▶ [Goal of the exercise]:
The entries below should be quoted exactly, with no pictures carried over.

▶ [Given data]:
========================================================================

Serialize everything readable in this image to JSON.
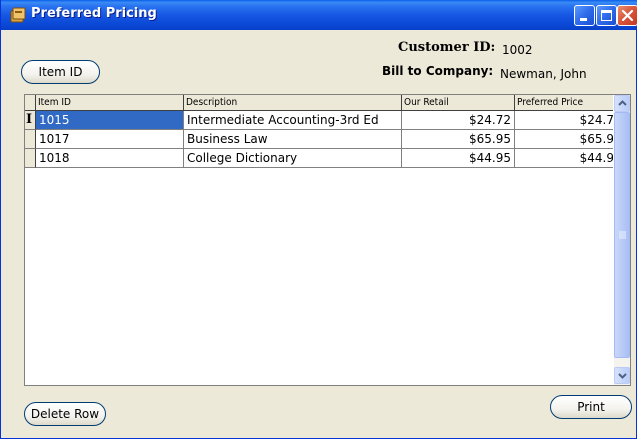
{
  "window": {
    "title": "Preferred Pricing"
  },
  "header": {
    "customer_id_label": "Customer ID:",
    "customer_id_value": "1002",
    "bill_to_label": "Bill to Company:",
    "bill_to_value": "Newman, John"
  },
  "buttons": {
    "item_id": "Item ID",
    "delete_row": "Delete Row",
    "print": "Print"
  },
  "grid": {
    "columns": [
      "Item ID",
      "Description",
      "Our Retail",
      "Preferred Price"
    ],
    "rows": [
      {
        "item_id": "1015",
        "description": "Intermediate Accounting-3rd Ed",
        "our_retail": "$24.72",
        "preferred_price": "$24.7"
      },
      {
        "item_id": "1017",
        "description": "Business Law",
        "our_retail": "$65.95",
        "preferred_price": "$65.9"
      },
      {
        "item_id": "1018",
        "description": "College Dictionary",
        "our_retail": "$44.95",
        "preferred_price": "$44.9"
      }
    ],
    "current_row_marker": "I",
    "selected_row": 0
  },
  "icons": {
    "app": "app-icon",
    "minimize": "minimize-icon",
    "maximize": "maximize-icon",
    "close": "close-icon",
    "scroll_up": "chevron-up-icon",
    "scroll_down": "chevron-down-icon"
  },
  "colors": {
    "titlebar": "#0A49D6",
    "selection": "#316AC5",
    "window_bg": "#ECE9D8"
  }
}
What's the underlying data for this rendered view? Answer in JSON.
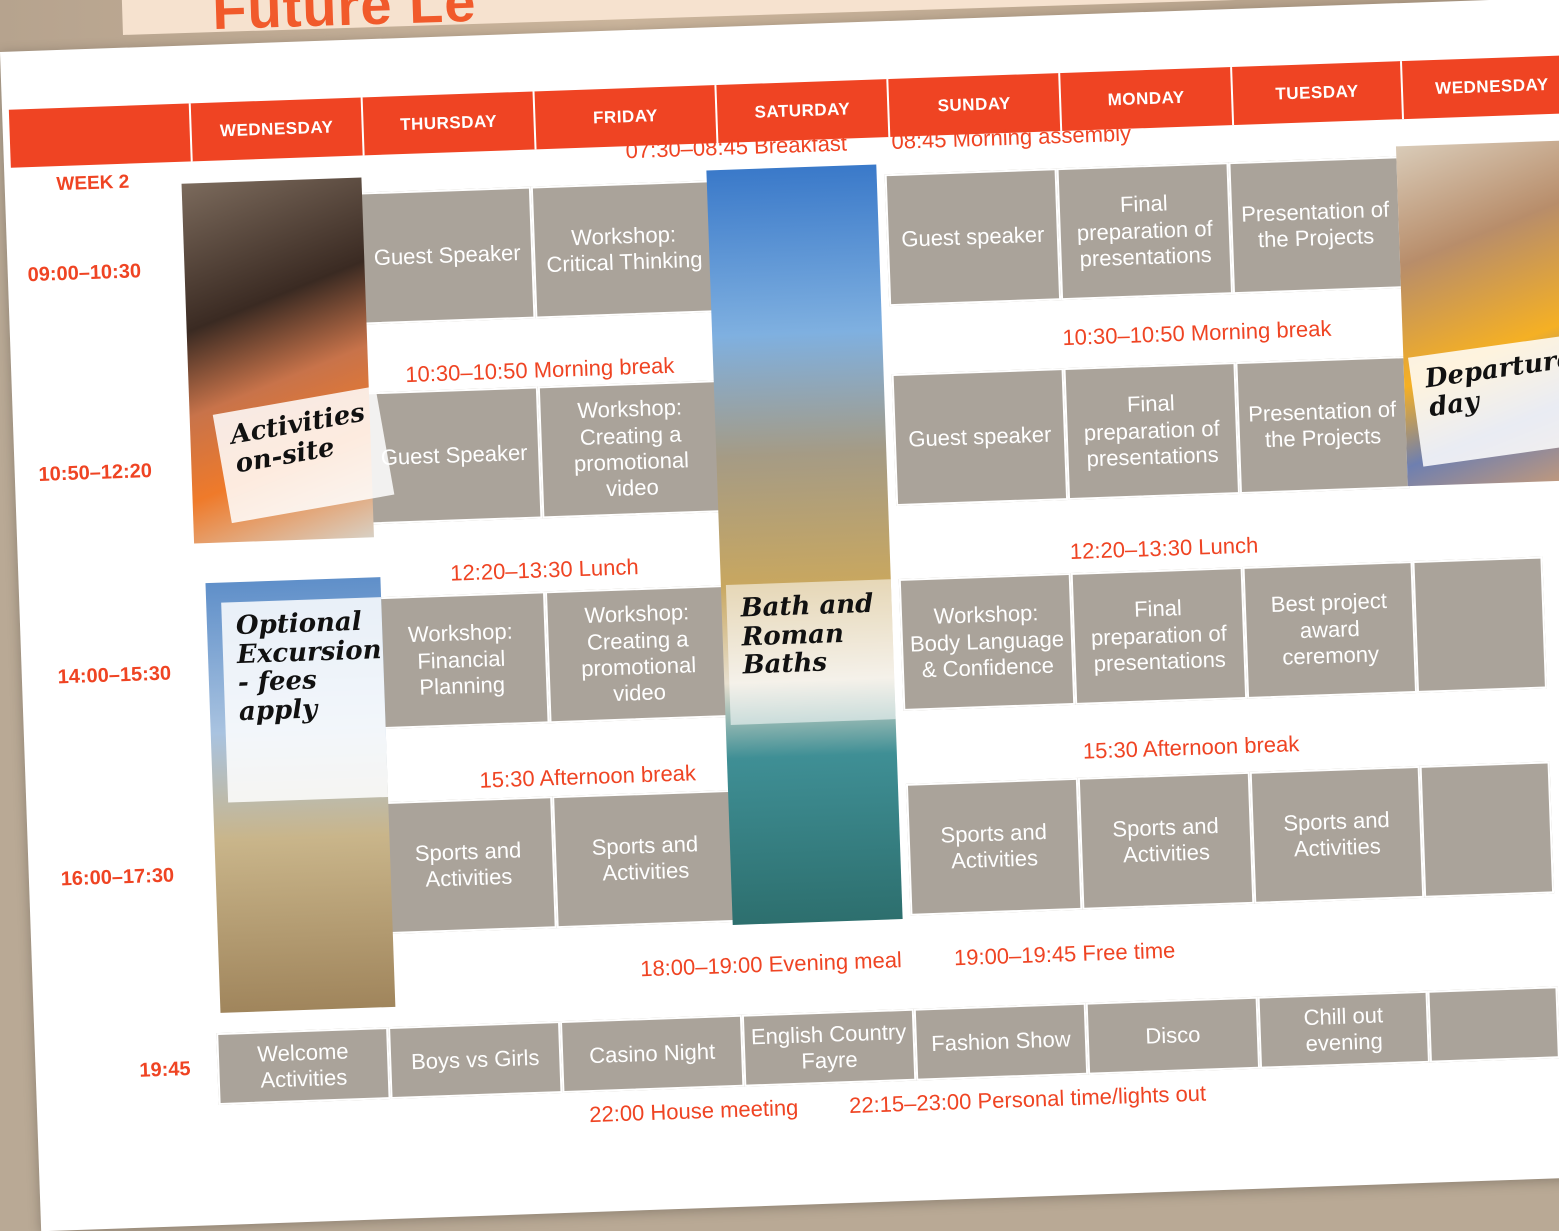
{
  "title": "Future Le",
  "week_label": "WEEK 2",
  "days": [
    "WEDNESDAY",
    "THURSDAY",
    "FRIDAY",
    "SATURDAY",
    "SUNDAY",
    "MONDAY",
    "TUESDAY",
    "WEDNESDAY"
  ],
  "times": {
    "t1": "09:00–10:30",
    "t2": "10:50–12:20",
    "t3": "14:00–15:30",
    "t4": "16:00–17:30",
    "t5": "19:45"
  },
  "banners": {
    "breakfast": "07:30–08:45 Breakfast",
    "assembly": "08:45 Morning assembly",
    "break_left": "10:30–10:50 Morning break",
    "break_right": "10:30–10:50 Morning break",
    "lunch_left": "12:20–13:30 Lunch",
    "lunch_right": "12:20–13:30 Lunch",
    "afternoon_left": "15:30 Afternoon break",
    "afternoon_right": "15:30 Afternoon break",
    "evening_meal": "18:00–19:00  Evening meal",
    "free_time": "19:00–19:45 Free time",
    "house_meeting": "22:00 House meeting",
    "lights_out": "22:15–23:00 Personal time/lights out"
  },
  "cells": {
    "thu_1": "Guest Speaker",
    "fri_1": "Workshop: Critical Thinking",
    "sun_1": "Guest speaker",
    "mon_1": "Final preparation of presentations",
    "tue_1": "Presentation of the Projects",
    "thu_2": "Guest Speaker",
    "fri_2": "Workshop: Creating a promotional video",
    "sun_2": "Guest speaker",
    "mon_2": "Final preparation of presentations",
    "tue_2": "Presentation of the Projects",
    "thu_3": "Workshop: Financial Planning",
    "fri_3": "Workshop: Creating a promotional video",
    "sun_3": "Workshop: Body Language & Confidence",
    "mon_3": "Final preparation of presentations",
    "tue_3": "Best project award ceremony",
    "thu_4": "Sports and Activities",
    "fri_4": "Sports and Activities",
    "sun_4": "Sports and Activities",
    "mon_4": "Sports and Activities",
    "tue_4": "Sports and Activities",
    "wed_5": "Welcome Activities",
    "thu_5": "Boys vs Girls",
    "fri_5": "Casino Night",
    "sat_5": "English Country Fayre",
    "sun_5": "Fashion Show",
    "mon_5": "Disco",
    "tue_5": "Chill out evening"
  },
  "notes": {
    "activities": "Activities on-site",
    "excursion": "Optional Excursion - fees apply",
    "bath": "Bath and Roman Baths",
    "departures": "Departures day"
  },
  "colors": {
    "accent": "#ef4423",
    "cell": "#aaa39a"
  }
}
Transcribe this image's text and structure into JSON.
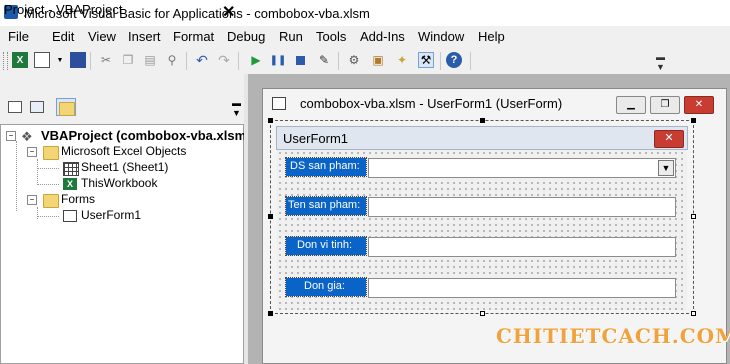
{
  "app": {
    "title": "Microsoft Visual Basic for Applications - combobox-vba.xlsm"
  },
  "menu": [
    "File",
    "Edit",
    "View",
    "Insert",
    "Format",
    "Debug",
    "Run",
    "Tools",
    "Add-Ins",
    "Window",
    "Help"
  ],
  "toolbar": {
    "icons": [
      "excel-icon",
      "insert-userform-icon",
      "save-icon",
      "cut-icon",
      "copy-icon",
      "paste-icon",
      "find-icon",
      "undo-icon",
      "redo-icon",
      "run-icon",
      "break-icon",
      "reset-icon",
      "design-mode-icon",
      "project-explorer-icon",
      "properties-icon",
      "object-browser-icon",
      "toolbox-icon",
      "help-icon"
    ]
  },
  "project": {
    "title": "Project - VBAProject",
    "tree": {
      "root": "VBAProject (combobox-vba.xlsm)",
      "excel_objects": "Microsoft Excel Objects",
      "sheet1": "Sheet1 (Sheet1)",
      "workbook": "ThisWorkbook",
      "forms": "Forms",
      "userform1": "UserForm1"
    }
  },
  "designer": {
    "title": "combobox-vba.xlsm - UserForm1 (UserForm)"
  },
  "form": {
    "caption": "UserForm1",
    "fields": [
      {
        "label": "DS san pham:",
        "type": "combobox"
      },
      {
        "label": "Ten san pham:",
        "type": "textbox"
      },
      {
        "label": "Don vi tinh:",
        "type": "textbox"
      },
      {
        "label": "Don gia:",
        "type": "textbox"
      }
    ]
  },
  "watermark": "CHITIETCACH.COM",
  "colors": {
    "label_bg": "#0a64c8",
    "close_red": "#c83c32",
    "watermark": "#f1a23c"
  }
}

========================================================================

▶ [Full output]:
Serialize everything readable in this image to JSON.
{
  "window": {
    "title": "Preferred Pricing"
  },
  "header": {
    "customer_id_label": "Customer ID:",
    "customer_id_value": "1002",
    "bill_to_label": "Bill to Company:",
    "bill_to_value": "Newman, John"
  },
  "buttons": {
    "item_id": "Item ID",
    "delete_row": "Delete Row",
    "print": "Print"
  },
  "grid": {
    "columns": [
      "Item ID",
      "Description",
      "Our Retail",
      "Preferred Price"
    ],
    "rows": [
      {
        "item_id": "1015",
        "description": "Intermediate Accounting-3rd Ed",
        "our_retail": "$24.72",
        "preferred_price": "$24.7"
      },
      {
        "item_id": "1017",
        "description": "Business Law",
        "our_retail": "$65.95",
        "preferred_price": "$65.9"
      },
      {
        "item_id": "1018",
        "description": "College Dictionary",
        "our_retail": "$44.95",
        "preferred_price": "$44.9"
      }
    ],
    "current_row_marker": "I",
    "selected_row": 0
  },
  "icons": {
    "app": "app-icon",
    "minimize": "minimize-icon",
    "maximize": "maximize-icon",
    "close": "close-icon",
    "scroll_up": "chevron-up-icon",
    "scroll_down": "chevron-down-icon"
  },
  "colors": {
    "titlebar": "#0A49D6",
    "selection": "#316AC5",
    "window_bg": "#ECE9D8"
  }
}
What's the underlying data for this rendered view? Answer in JSON.
{
  "title": "Future Le",
  "week_label": "WEEK 2",
  "days": [
    "WEDNESDAY",
    "THURSDAY",
    "FRIDAY",
    "SATURDAY",
    "SUNDAY",
    "MONDAY",
    "TUESDAY",
    "WEDNESDAY"
  ],
  "times": {
    "t1": "09:00–10:30",
    "t2": "10:50–12:20",
    "t3": "14:00–15:30",
    "t4": "16:00–17:30",
    "t5": "19:45"
  },
  "banners": {
    "breakfast": "07:30–08:45 Breakfast",
    "assembly": "08:45 Morning assembly",
    "break_left": "10:30–10:50 Morning break",
    "break_right": "10:30–10:50 Morning break",
    "lunch_left": "12:20–13:30 Lunch",
    "lunch_right": "12:20–13:30 Lunch",
    "afternoon_left": "15:30 Afternoon break",
    "afternoon_right": "15:30 Afternoon break",
    "evening_meal": "18:00–19:00  Evening meal",
    "free_time": "19:00–19:45 Free time",
    "house_meeting": "22:00 House meeting",
    "lights_out": "22:15–23:00 Personal time/lights out"
  },
  "cells": {
    "thu_1": "Guest Speaker",
    "fri_1": "Workshop: Critical Thinking",
    "sun_1": "Guest speaker",
    "mon_1": "Final preparation of presentations",
    "tue_1": "Presentation of the Projects",
    "thu_2": "Guest Speaker",
    "fri_2": "Workshop: Creating a promotional video",
    "sun_2": "Guest speaker",
    "mon_2": "Final preparation of presentations",
    "tue_2": "Presentation of the Projects",
    "thu_3": "Workshop: Financial Planning",
    "fri_3": "Workshop: Creating a promotional video",
    "sun_3": "Workshop: Body Language & Confidence",
    "mon_3": "Final preparation of presentations",
    "tue_3": "Best project award ceremony",
    "thu_4": "Sports and Activities",
    "fri_4": "Sports and Activities",
    "sun_4": "Sports and Activities",
    "mon_4": "Sports and Activities",
    "tue_4": "Sports and Activities",
    "wed_5": "Welcome Activities",
    "thu_5": "Boys vs Girls",
    "fri_5": "Casino Night",
    "sat_5": "English Country Fayre",
    "sun_5": "Fashion Show",
    "mon_5": "Disco",
    "tue_5": "Chill out evening"
  },
  "notes": {
    "activities": "Activities on-site",
    "excursion": "Optional Excursion - fees apply",
    "bath": "Bath and Roman Baths",
    "departures": "Departures day"
  },
  "colors": {
    "accent": "#ef4423",
    "cell": "#aaa39a"
  }
}
Transcribe this image's text and structure into JSON.
{
  "app": {
    "title": "Microsoft Visual Basic for Applications - combobox-vba.xlsm"
  },
  "menu": [
    "File",
    "Edit",
    "View",
    "Insert",
    "Format",
    "Debug",
    "Run",
    "Tools",
    "Add-Ins",
    "Window",
    "Help"
  ],
  "toolbar": {
    "icons": [
      "excel-icon",
      "insert-userform-icon",
      "save-icon",
      "cut-icon",
      "copy-icon",
      "paste-icon",
      "find-icon",
      "undo-icon",
      "redo-icon",
      "run-icon",
      "break-icon",
      "reset-icon",
      "design-mode-icon",
      "project-explorer-icon",
      "properties-icon",
      "object-browser-icon",
      "toolbox-icon",
      "help-icon"
    ]
  },
  "project": {
    "title": "Project - VBAProject",
    "tree": {
      "root": "VBAProject (combobox-vba.xlsm)",
      "excel_objects": "Microsoft Excel Objects",
      "sheet1": "Sheet1 (Sheet1)",
      "workbook": "ThisWorkbook",
      "forms": "Forms",
      "userform1": "UserForm1"
    }
  },
  "designer": {
    "title": "combobox-vba.xlsm - UserForm1 (UserForm)"
  },
  "form": {
    "caption": "UserForm1",
    "fields": [
      {
        "label": "DS san pham:",
        "type": "combobox"
      },
      {
        "label": "Ten san pham:",
        "type": "textbox"
      },
      {
        "label": "Don vi tinh:",
        "type": "textbox"
      },
      {
        "label": "Don gia:",
        "type": "textbox"
      }
    ]
  },
  "watermark": "CHITIETCACH.COM",
  "colors": {
    "label_bg": "#0a64c8",
    "close_red": "#c83c32",
    "watermark": "#f1a23c"
  }
}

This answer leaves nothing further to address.